▸ **TASK DETAILS**
Below is some material; set it all down exactly, apart from the pictures.
━━━ ENTRIES PROVIDED ━━━
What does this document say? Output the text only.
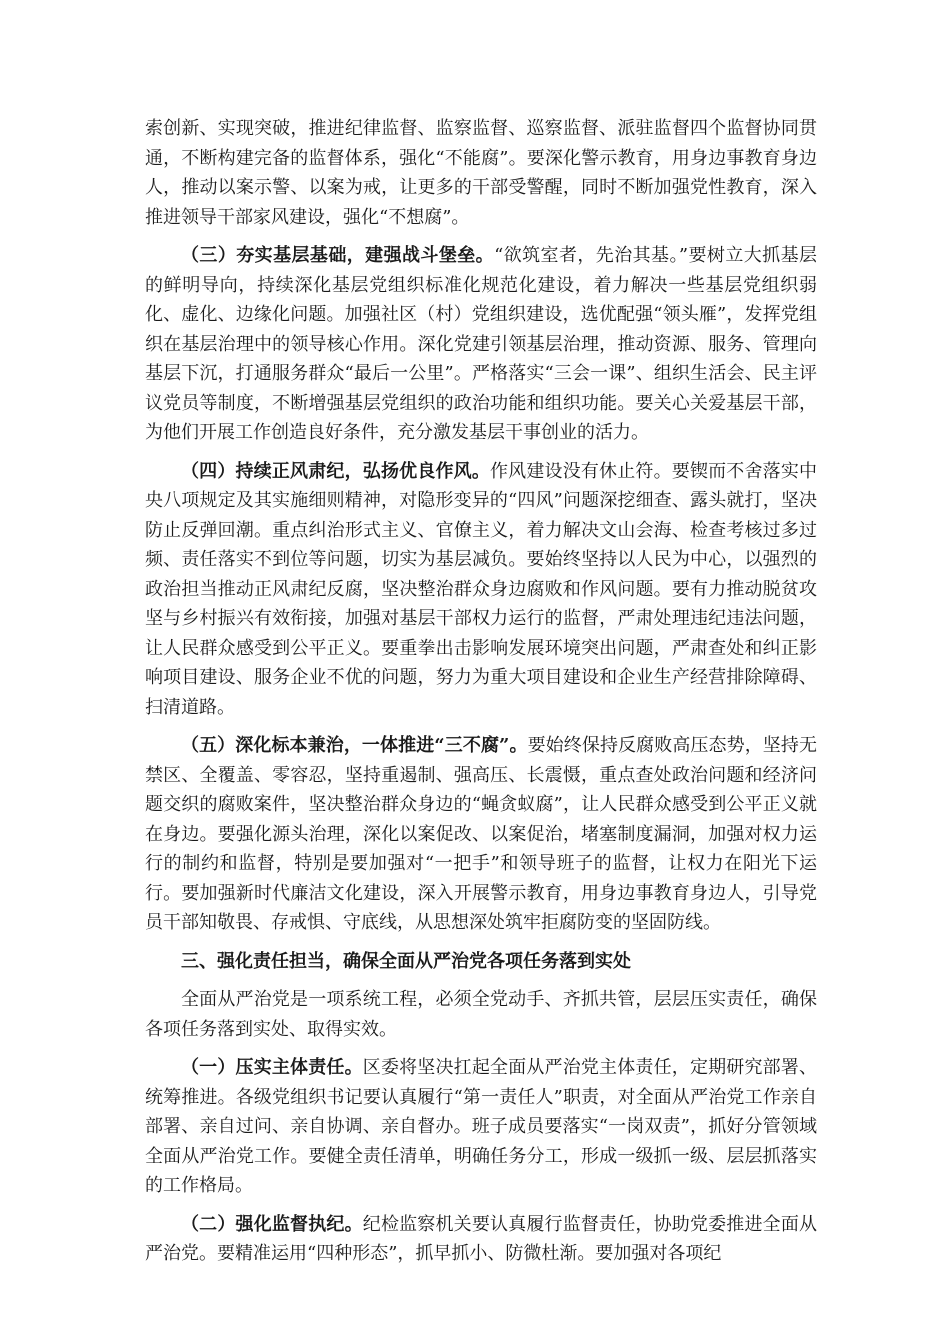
索创新、实现突破，推进纪律监督、监察监督、巡察监督、派驻监督四个监督协同贯通，不断构建完备的监督体系，强化“不能腐”。要深化警示教育，用身边事教育身边人，推动以案示警、以案为戒，让更多的干部受警醒，同时不断加强党性教育，深入推进领导干部家风建设，强化“不想腐”。

（三）夯实基层基础，建强战斗堡垒。“欲筑室者，先治其基。”要树立大抓基层的鲜明导向，持续深化基层党组织标准化规范化建设，着力解决一些基层党组织弱化、虚化、边缘化问题。加强社区（村）党组织建设，选优配强“领头雁”，发挥党组织在基层治理中的领导核心作用。深化党建引领基层治理，推动资源、服务、管理向基层下沉，打通服务群众“最后一公里”。严格落实“三会一课”、组织生活会、民主评议党员等制度，不断增强基层党组织的政治功能和组织功能。要关心关爱基层干部，为他们开展工作创造良好条件，充分激发基层干事创业的活力。

（四）持续正风肃纪，弘扬优良作风。作风建设没有休止符。要锲而不舍落实中央八项规定及其实施细则精神，对隐形变异的“四风”问题深挖细查、露头就打，坚决防止反弹回潮。重点纠治形式主义、官僚主义，着力解决文山会海、检查考核过多过频、责任落实不到位等问题，切实为基层减负。要始终坚持以人民为中心，以强烈的政治担当推动正风肃纪反腐，坚决整治群众身边腐败和作风问题。要有力推动脱贫攻坚与乡村振兴有效衔接，加强对基层干部权力运行的监督，严肃处理违纪违法问题，让人民群众感受到公平正义。要重拳出击影响发展环境突出问题，严肃查处和纠正影响项目建设、服务企业不优的问题，努力为重大项目建设和企业生产经营排除障碍、扫清道路。

（五）深化标本兼治，一体推进“三不腐”。要始终保持反腐败高压态势，坚持无禁区、全覆盖、零容忍，坚持重遏制、强高压、长震慑，重点查处政治问题和经济问题交织的腐败案件，坚决整治群众身边的“蝇贪蚁腐”，让人民群众感受到公平正义就在身边。要强化源头治理，深化以案促改、以案促治，堵塞制度漏洞，加强对权力运行的制约和监督，特别是要加强对“一把手”和领导班子的监督，让权力在阳光下运行。要加强新时代廉洁文化建设，深入开展警示教育，用身边事教育身边人，引导党员干部知敬畏、存戒惧、守底线，从思想深处筑牢拒腐防变的坚固防线。

三、强化责任担当，确保全面从严治党各项任务落到实处

全面从严治党是一项系统工程，必须全党动手、齐抓共管，层层压实责任，确保各项任务落到实处、取得实效。

（一）压实主体责任。区委将坚决扛起全面从严治党主体责任，定期研究部署、统筹推进。各级党组织书记要认真履行“第一责任人”职责，对全面从严治党工作亲自部署、亲自过问、亲自协调、亲自督办。班子成员要落实“一岗双责”，抓好分管领域全面从严治党工作。要健全责任清单，明确任务分工，形成一级抓一级、层层抓落实的工作格局。

（二）强化监督执纪。纪检监察机关要认真履行监督责任，协助党委推进全面从严治党。要精准运用“四种形态”，抓早抓小、防微杜渐。要加强对各项纪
━━━
▸ **RESULT BELOW**
What does this document say? Output the text only.
索创新、实现突破，推进纪律监督、监察监督、巡察监督、派驻监督四个监督协同贯通，不断构建完备的监督体系，强化“不能腐”。要深化警示教育，用身边事教育身边人，推动以案示警、以案为戒，让更多的干部受警醒，同时不断加强党性教育，深入推进领导干部家风建设，强化“不想腐”。

（三）夯实基层基础，建强战斗堡垒。“欲筑室者，先治其基。”要树立大抓基层的鲜明导向，持续深化基层党组织标准化规范化建设，着力解决一些基层党组织弱化、虚化、边缘化问题。加强社区（村）党组织建设，选优配强“领头雁”，发挥党组织在基层治理中的领导核心作用。深化党建引领基层治理，推动资源、服务、管理向基层下沉，打通服务群众“最后一公里”。严格落实“三会一课”、组织生活会、民主评议党员等制度，不断增强基层党组织的政治功能和组织功能。要关心关爱基层干部，为他们开展工作创造良好条件，充分激发基层干事创业的活力。

（四）持续正风肃纪，弘扬优良作风。作风建设没有休止符。要锲而不舍落实中央八项规定及其实施细则精神，对隐形变异的“四风”问题深挖细查、露头就打，坚决防止反弹回潮。重点纠治形式主义、官僚主义，着力解决文山会海、检查考核过多过频、责任落实不到位等问题，切实为基层减负。要始终坚持以人民为中心，以强烈的政治担当推动正风肃纪反腐，坚决整治群众身边腐败和作风问题。要有力推动脱贫攻坚与乡村振兴有效衔接，加强对基层干部权力运行的监督，严肃处理违纪违法问题，让人民群众感受到公平正义。要重拳出击影响发展环境突出问题，严肃查处和纠正影响项目建设、服务企业不优的问题，努力为重大项目建设和企业生产经营排除障碍、扫清道路。

（五）深化标本兼治，一体推进“三不腐”。要始终保持反腐败高压态势，坚持无禁区、全覆盖、零容忍，坚持重遏制、强高压、长震慑，重点查处政治问题和经济问题交织的腐败案件，坚决整治群众身边的“蝇贪蚁腐”，让人民群众感受到公平正义就在身边。要强化源头治理，深化以案促改、以案促治，堵塞制度漏洞，加强对权力运行的制约和监督，特别是要加强对“一把手”和领导班子的监督，让权力在阳光下运行。要加强新时代廉洁文化建设，深入开展警示教育，用身边事教育身边人，引导党员干部知敬畏、存戒惧、守底线，从思想深处筑牢拒腐防变的坚固防线。

三、强化责任担当，确保全面从严治党各项任务落到实处

全面从严治党是一项系统工程，必须全党动手、齐抓共管，层层压实责任，确保各项任务落到实处、取得实效。

（一）压实主体责任。区委将坚决扛起全面从严治党主体责任，定期研究部署、统筹推进。各级党组织书记要认真履行“第一责任人”职责，对全面从严治党工作亲自部署、亲自过问、亲自协调、亲自督办。班子成员要落实“一岗双责”，抓好分管领域全面从严治党工作。要健全责任清单，明确任务分工，形成一级抓一级、层层抓落实的工作格局。

（二）强化监督执纪。纪检监察机关要认真履行监督责任，协助党委推进全面从严治党。要精准运用“四种形态”，抓早抓小、防微杜渐。要加强对各项纪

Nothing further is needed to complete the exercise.